### Set exercise
Among the lines below, list those containing the string "Time".
** BEGIN Supplied data **
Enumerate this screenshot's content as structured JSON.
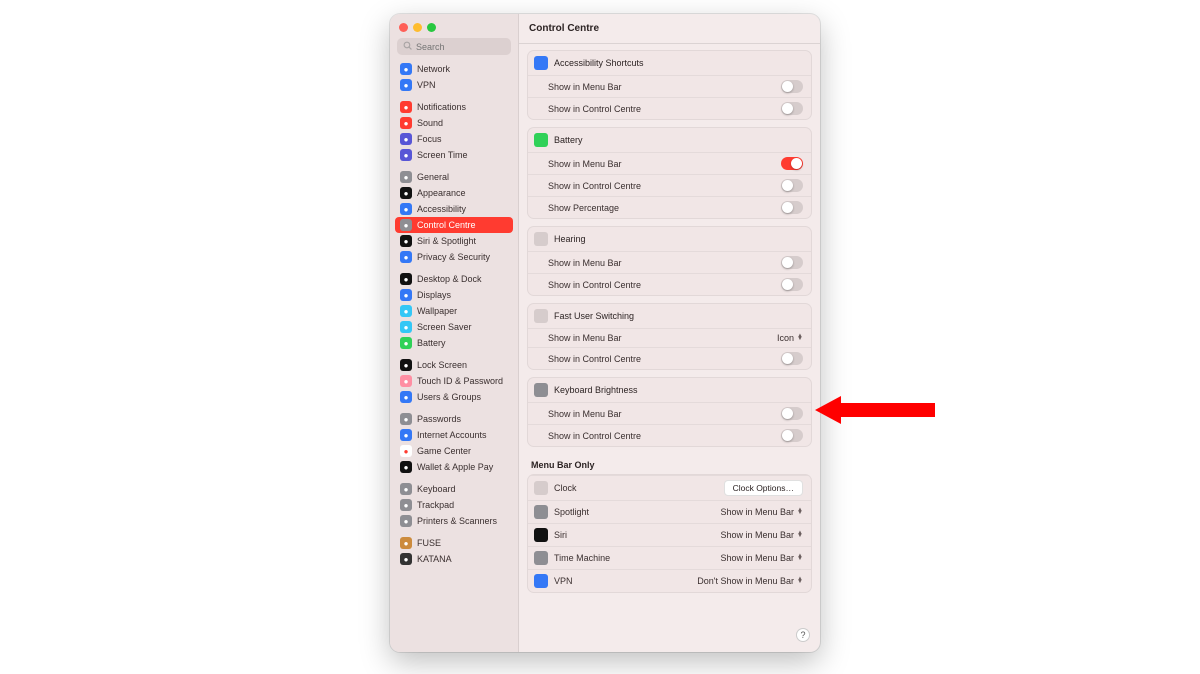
{
  "window": {
    "title": "Control Centre"
  },
  "search": {
    "placeholder": "Search"
  },
  "sidebar": {
    "groups": [
      {
        "items": [
          {
            "label": "Network",
            "icon": "globe",
            "bg": "#3478f6"
          },
          {
            "label": "VPN",
            "icon": "vpn",
            "bg": "#3478f6"
          }
        ]
      },
      {
        "items": [
          {
            "label": "Notifications",
            "icon": "bell",
            "bg": "#ff3b30"
          },
          {
            "label": "Sound",
            "icon": "sound",
            "bg": "#ff3b30"
          },
          {
            "label": "Focus",
            "icon": "moon",
            "bg": "#5856d6"
          },
          {
            "label": "Screen Time",
            "icon": "hourglass",
            "bg": "#5856d6"
          }
        ]
      },
      {
        "items": [
          {
            "label": "General",
            "icon": "gear",
            "bg": "#8e8e93"
          },
          {
            "label": "Appearance",
            "icon": "appearance",
            "bg": "#111"
          },
          {
            "label": "Accessibility",
            "icon": "access",
            "bg": "#3478f6"
          },
          {
            "label": "Control Centre",
            "icon": "sliders",
            "bg": "#8e8e93",
            "selected": true
          },
          {
            "label": "Siri & Spotlight",
            "icon": "siri",
            "bg": "#111"
          },
          {
            "label": "Privacy & Security",
            "icon": "hand",
            "bg": "#3478f6"
          }
        ]
      },
      {
        "items": [
          {
            "label": "Desktop & Dock",
            "icon": "dock",
            "bg": "#111"
          },
          {
            "label": "Displays",
            "icon": "display",
            "bg": "#3478f6"
          },
          {
            "label": "Wallpaper",
            "icon": "wallpaper",
            "bg": "#34c7f6"
          },
          {
            "label": "Screen Saver",
            "icon": "screensaver",
            "bg": "#34c7f6"
          },
          {
            "label": "Battery",
            "icon": "battery",
            "bg": "#30d158"
          }
        ]
      },
      {
        "items": [
          {
            "label": "Lock Screen",
            "icon": "lock",
            "bg": "#111"
          },
          {
            "label": "Touch ID & Password",
            "icon": "touchid",
            "bg": "#ff8fa3"
          },
          {
            "label": "Users & Groups",
            "icon": "users",
            "bg": "#3478f6"
          }
        ]
      },
      {
        "items": [
          {
            "label": "Passwords",
            "icon": "key",
            "bg": "#8e8e93"
          },
          {
            "label": "Internet Accounts",
            "icon": "at",
            "bg": "#3478f6"
          },
          {
            "label": "Game Center",
            "icon": "game",
            "bg": "#fff",
            "col": "#ff3b30"
          },
          {
            "label": "Wallet & Apple Pay",
            "icon": "wallet",
            "bg": "#111"
          }
        ]
      },
      {
        "items": [
          {
            "label": "Keyboard",
            "icon": "keyboard",
            "bg": "#8e8e93"
          },
          {
            "label": "Trackpad",
            "icon": "trackpad",
            "bg": "#8e8e93"
          },
          {
            "label": "Printers & Scanners",
            "icon": "printer",
            "bg": "#8e8e93"
          }
        ]
      },
      {
        "items": [
          {
            "label": "FUSE",
            "icon": "fuse",
            "bg": "#cc8b3d"
          },
          {
            "label": "KATANA",
            "icon": "katana",
            "bg": "#333"
          }
        ]
      }
    ]
  },
  "sections": [
    {
      "title": "Accessibility Shortcuts",
      "iconbg": "#3478f6",
      "rows": [
        {
          "label": "Show in Menu Bar",
          "control": "toggle",
          "on": false
        },
        {
          "label": "Show in Control Centre",
          "control": "toggle",
          "on": false
        }
      ]
    },
    {
      "title": "Battery",
      "iconbg": "#30d158",
      "rows": [
        {
          "label": "Show in Menu Bar",
          "control": "toggle",
          "on": true
        },
        {
          "label": "Show in Control Centre",
          "control": "toggle",
          "on": false
        },
        {
          "label": "Show Percentage",
          "control": "toggle",
          "on": false
        }
      ]
    },
    {
      "title": "Hearing",
      "iconbg": "#d6cccc",
      "rows": [
        {
          "label": "Show in Menu Bar",
          "control": "toggle",
          "on": false
        },
        {
          "label": "Show in Control Centre",
          "control": "toggle",
          "on": false
        }
      ]
    },
    {
      "title": "Fast User Switching",
      "iconbg": "#d6cccc",
      "rows": [
        {
          "label": "Show in Menu Bar",
          "control": "dropdown",
          "value": "Icon"
        },
        {
          "label": "Show in Control Centre",
          "control": "toggle",
          "on": false
        }
      ]
    },
    {
      "title": "Keyboard Brightness",
      "iconbg": "#8e8e93",
      "rows": [
        {
          "label": "Show in Menu Bar",
          "control": "toggle",
          "on": false
        },
        {
          "label": "Show in Control Centre",
          "control": "toggle",
          "on": false
        }
      ]
    }
  ],
  "menubar_only": {
    "heading": "Menu Bar Only",
    "items": [
      {
        "title": "Clock",
        "iconbg": "#d6cccc",
        "control": "button",
        "value": "Clock Options…"
      },
      {
        "title": "Spotlight",
        "iconbg": "#8e8e93",
        "control": "dropdown",
        "value": "Show in Menu Bar"
      },
      {
        "title": "Siri",
        "iconbg": "#111",
        "control": "dropdown",
        "value": "Show in Menu Bar"
      },
      {
        "title": "Time Machine",
        "iconbg": "#8e8e93",
        "control": "dropdown",
        "value": "Show in Menu Bar"
      },
      {
        "title": "VPN",
        "iconbg": "#3478f6",
        "control": "dropdown",
        "value": "Don't Show in Menu Bar"
      }
    ]
  },
  "help": "?"
}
** END Supplied data **
### Task solution
            "label": "Screen Time",
        "title": "Time Machine",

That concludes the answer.